═══ Data lines

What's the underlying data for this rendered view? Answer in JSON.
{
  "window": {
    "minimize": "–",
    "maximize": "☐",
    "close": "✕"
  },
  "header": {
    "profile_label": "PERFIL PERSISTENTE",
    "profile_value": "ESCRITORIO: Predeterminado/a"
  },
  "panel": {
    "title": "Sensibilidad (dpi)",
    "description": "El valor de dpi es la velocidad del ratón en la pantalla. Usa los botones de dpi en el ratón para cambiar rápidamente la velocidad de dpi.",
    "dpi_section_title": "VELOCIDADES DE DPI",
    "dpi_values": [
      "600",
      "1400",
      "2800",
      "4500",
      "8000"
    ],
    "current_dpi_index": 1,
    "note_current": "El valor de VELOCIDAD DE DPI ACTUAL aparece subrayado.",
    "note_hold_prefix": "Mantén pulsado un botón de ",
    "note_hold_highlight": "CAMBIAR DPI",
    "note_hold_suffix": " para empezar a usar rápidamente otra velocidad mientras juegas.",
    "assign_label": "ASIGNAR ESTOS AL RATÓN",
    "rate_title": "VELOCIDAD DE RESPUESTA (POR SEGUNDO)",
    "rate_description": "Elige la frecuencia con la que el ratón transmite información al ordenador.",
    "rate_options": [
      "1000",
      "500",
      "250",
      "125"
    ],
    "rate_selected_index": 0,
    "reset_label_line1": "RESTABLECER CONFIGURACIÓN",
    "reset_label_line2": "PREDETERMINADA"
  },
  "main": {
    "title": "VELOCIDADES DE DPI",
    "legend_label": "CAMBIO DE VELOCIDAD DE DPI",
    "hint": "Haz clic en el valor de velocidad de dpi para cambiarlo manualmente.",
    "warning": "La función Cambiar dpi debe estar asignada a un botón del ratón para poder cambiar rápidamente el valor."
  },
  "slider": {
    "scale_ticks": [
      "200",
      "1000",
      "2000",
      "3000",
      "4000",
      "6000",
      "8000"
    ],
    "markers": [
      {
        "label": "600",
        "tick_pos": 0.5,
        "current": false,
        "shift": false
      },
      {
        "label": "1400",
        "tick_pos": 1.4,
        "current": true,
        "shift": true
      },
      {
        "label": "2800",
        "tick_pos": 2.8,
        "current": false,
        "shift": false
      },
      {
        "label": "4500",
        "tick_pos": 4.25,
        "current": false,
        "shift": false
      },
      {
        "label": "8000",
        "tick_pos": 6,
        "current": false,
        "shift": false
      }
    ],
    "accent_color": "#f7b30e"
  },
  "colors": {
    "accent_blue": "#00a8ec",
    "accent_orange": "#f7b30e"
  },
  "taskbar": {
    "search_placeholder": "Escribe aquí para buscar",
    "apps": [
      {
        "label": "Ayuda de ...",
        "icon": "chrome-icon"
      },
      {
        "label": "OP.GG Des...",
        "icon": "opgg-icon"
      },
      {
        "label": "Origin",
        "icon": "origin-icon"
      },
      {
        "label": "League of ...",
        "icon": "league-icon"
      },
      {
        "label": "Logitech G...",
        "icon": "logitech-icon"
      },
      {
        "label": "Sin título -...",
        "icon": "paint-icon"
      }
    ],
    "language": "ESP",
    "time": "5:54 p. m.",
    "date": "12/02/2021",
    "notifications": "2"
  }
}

══════

#### [Exercise details]
Quote the data in full, keeping each word unchanged.

#### [Complete answer]
What's the underlying data for this rendered view? Answer in JSON.
{
  "window": {
    "minimize": "–",
    "maximize": "☐",
    "close": "✕"
  },
  "header": {
    "profile_label": "PERFIL PERSISTENTE",
    "profile_value": "ESCRITORIO: Predeterminado/a"
  },
  "panel": {
    "title": "Sensibilidad (dpi)",
    "description": "El valor de dpi es la velocidad del ratón en la pantalla. Usa los botones de dpi en el ratón para cambiar rápidamente la velocidad de dpi.",
    "dpi_section_title": "VELOCIDADES DE DPI",
    "dpi_values": [
      "600",
      "1400",
      "2800",
      "4500",
      "8000"
    ],
    "current_dpi_index": 1,
    "note_current": "El valor de VELOCIDAD DE DPI ACTUAL aparece subrayado.",
    "note_hold_prefix": "Mantén pulsado un botón de ",
    "note_hold_highlight": "CAMBIAR DPI",
    "note_hold_suffix": " para empezar a usar rápidamente otra velocidad mientras juegas.",
    "assign_label": "ASIGNAR ESTOS AL RATÓN",
    "rate_title": "VELOCIDAD DE RESPUESTA (POR SEGUNDO)",
    "rate_description": "Elige la frecuencia con la que el ratón transmite información al ordenador.",
    "rate_options": [
      "1000",
      "500",
      "250",
      "125"
    ],
    "rate_selected_index": 0,
    "reset_label_line1": "RESTABLECER CONFIGURACIÓN",
    "reset_label_line2": "PREDETERMINADA"
  },
  "main": {
    "title": "VELOCIDADES DE DPI",
    "legend_label": "CAMBIO DE VELOCIDAD DE DPI",
    "hint": "Haz clic en el valor de velocidad de dpi para cambiarlo manualmente.",
    "warning": "La función Cambiar dpi debe estar asignada a un botón del ratón para poder cambiar rápidamente el valor."
  },
  "slider": {
    "scale_ticks": [
      "200",
      "1000",
      "2000",
      "3000",
      "4000",
      "6000",
      "8000"
    ],
    "markers": [
      {
        "label": "600",
        "tick_pos": 0.5,
        "current": false,
        "shift": false
      },
      {
        "label": "1400",
        "tick_pos": 1.4,
        "current": true,
        "shift": true
      },
      {
        "label": "2800",
        "tick_pos": 2.8,
        "current": false,
        "shift": false
      },
      {
        "label": "4500",
        "tick_pos": 4.25,
        "current": false,
        "shift": false
      },
      {
        "label": "8000",
        "tick_pos": 6,
        "current": false,
        "shift": false
      }
    ],
    "accent_color": "#f7b30e"
  },
  "colors": {
    "accent_blue": "#00a8ec",
    "accent_orange": "#f7b30e"
  },
  "taskbar": {
    "search_placeholder": "Escribe aquí para buscar",
    "apps": [
      {
        "label": "Ayuda de ...",
        "icon": "chrome-icon"
      },
      {
        "label": "OP.GG Des...",
        "icon": "opgg-icon"
      },
      {
        "label": "Origin",
        "icon": "origin-icon"
      },
      {
        "label": "League of ...",
        "icon": "league-icon"
      },
      {
        "label": "Logitech G...",
        "icon": "logitech-icon"
      },
      {
        "label": "Sin título -...",
        "icon": "paint-icon"
      }
    ],
    "language": "ESP",
    "time": "5:54 p. m.",
    "date": "12/02/2021",
    "notifications": "2"
  }
}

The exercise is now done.